**Work required**
From the line containing "Extract all readable text from this page." through the last line of the data, return those lines exactly as written and nothing more.

(Records from a collection)
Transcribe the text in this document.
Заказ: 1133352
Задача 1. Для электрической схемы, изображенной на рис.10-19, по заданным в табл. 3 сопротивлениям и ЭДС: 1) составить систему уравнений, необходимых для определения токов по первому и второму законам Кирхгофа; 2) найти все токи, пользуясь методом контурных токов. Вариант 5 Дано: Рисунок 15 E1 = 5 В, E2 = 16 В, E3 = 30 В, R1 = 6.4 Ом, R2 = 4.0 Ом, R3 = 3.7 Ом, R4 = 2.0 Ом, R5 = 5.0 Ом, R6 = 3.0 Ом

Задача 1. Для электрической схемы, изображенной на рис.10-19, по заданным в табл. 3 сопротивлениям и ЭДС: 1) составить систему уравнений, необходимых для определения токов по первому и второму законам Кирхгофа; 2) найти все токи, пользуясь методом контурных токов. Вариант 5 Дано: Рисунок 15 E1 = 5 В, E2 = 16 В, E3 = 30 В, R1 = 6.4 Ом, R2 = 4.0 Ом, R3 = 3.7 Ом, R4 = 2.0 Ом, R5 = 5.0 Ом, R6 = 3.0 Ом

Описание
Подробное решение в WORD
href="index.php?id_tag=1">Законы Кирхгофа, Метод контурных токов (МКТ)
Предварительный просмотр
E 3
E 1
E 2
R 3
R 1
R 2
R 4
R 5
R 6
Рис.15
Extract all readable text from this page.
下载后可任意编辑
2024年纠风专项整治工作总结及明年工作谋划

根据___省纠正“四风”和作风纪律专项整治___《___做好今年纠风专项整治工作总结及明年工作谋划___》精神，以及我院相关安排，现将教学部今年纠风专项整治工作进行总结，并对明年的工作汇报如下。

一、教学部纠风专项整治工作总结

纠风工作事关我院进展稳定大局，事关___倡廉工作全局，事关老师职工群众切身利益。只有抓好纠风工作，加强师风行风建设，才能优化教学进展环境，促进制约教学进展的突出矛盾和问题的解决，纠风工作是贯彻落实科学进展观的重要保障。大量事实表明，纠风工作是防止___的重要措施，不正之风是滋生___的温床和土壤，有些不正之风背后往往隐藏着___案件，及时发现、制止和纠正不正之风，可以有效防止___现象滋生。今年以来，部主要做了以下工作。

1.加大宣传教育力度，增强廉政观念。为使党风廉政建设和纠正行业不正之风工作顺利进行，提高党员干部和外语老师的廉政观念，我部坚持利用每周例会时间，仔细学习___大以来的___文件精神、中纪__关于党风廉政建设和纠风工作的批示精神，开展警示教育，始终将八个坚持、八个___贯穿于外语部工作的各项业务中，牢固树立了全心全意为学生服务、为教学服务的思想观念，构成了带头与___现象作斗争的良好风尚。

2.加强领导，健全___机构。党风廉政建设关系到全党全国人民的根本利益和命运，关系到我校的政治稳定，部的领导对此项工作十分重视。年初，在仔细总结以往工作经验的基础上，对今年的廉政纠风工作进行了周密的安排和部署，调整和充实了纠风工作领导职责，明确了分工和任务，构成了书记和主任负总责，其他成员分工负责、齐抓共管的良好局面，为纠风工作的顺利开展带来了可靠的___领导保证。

**Answer for the task**
Extract all readable text from this page.
下载后可任意编辑
2024年纠风专项整治工作总结及明年工作谋划

根据___省纠正“四风”和作风纪律专项整治___《___做好今年纠风专项整治工作总结及明年工作谋划___》精神，以及我院相关安排，现将教学部今年纠风专项整治工作进行总结，并对明年的工作汇报如下。

一、教学部纠风专项整治工作总结

纠风工作事关我院进展稳定大局，事关___倡廉工作全局，事关老师职工群众切身利益。只有抓好纠风工作，加强师风行风建设，才能优化教学进展环境，促进制约教学进展的突出矛盾和问题的解决，纠风工作是贯彻落实科学进展观的重要保障。大量事实表明，纠风工作是防止___的重要措施，不正之风是滋生___的温床和土壤，有些不正之风背后往往隐藏着___案件，及时发现、制止和纠正不正之风，可以有效防止___现象滋生。今年以来，部主要做了以下工作。

1.加大宣传教育力度，增强廉政观念。为使党风廉政建设和纠正行业不正之风工作顺利进行，提高党员干部和外语老师的廉政观念，我部坚持利用每周例会时间，仔细学习___大以来的___文件精神、中纪__关于党风廉政建设和纠风工作的批示精神，开展警示教育，始终将八个坚持、八个___贯穿于外语部工作的各项业务中，牢固树立了全心全意为学生服务、为教学服务的思想观念，构成了带头与___现象作斗争的良好风尚。

2.加强领导，健全___机构。党风廉政建设关系到全党全国人民的根本利益和命运，关系到我校的政治稳定，部的领导对此项工作十分重视。年初，在仔细总结以往工作经验的基础上，对今年的廉政纠风工作进行了周密的安排和部署，调整和充实了纠风工作领导职责，明确了分工和任务，构成了书记和主任负总责，其他成员分工负责、齐抓共管的良好局面，为纠风工作的顺利开展带来了可靠的___领导保证。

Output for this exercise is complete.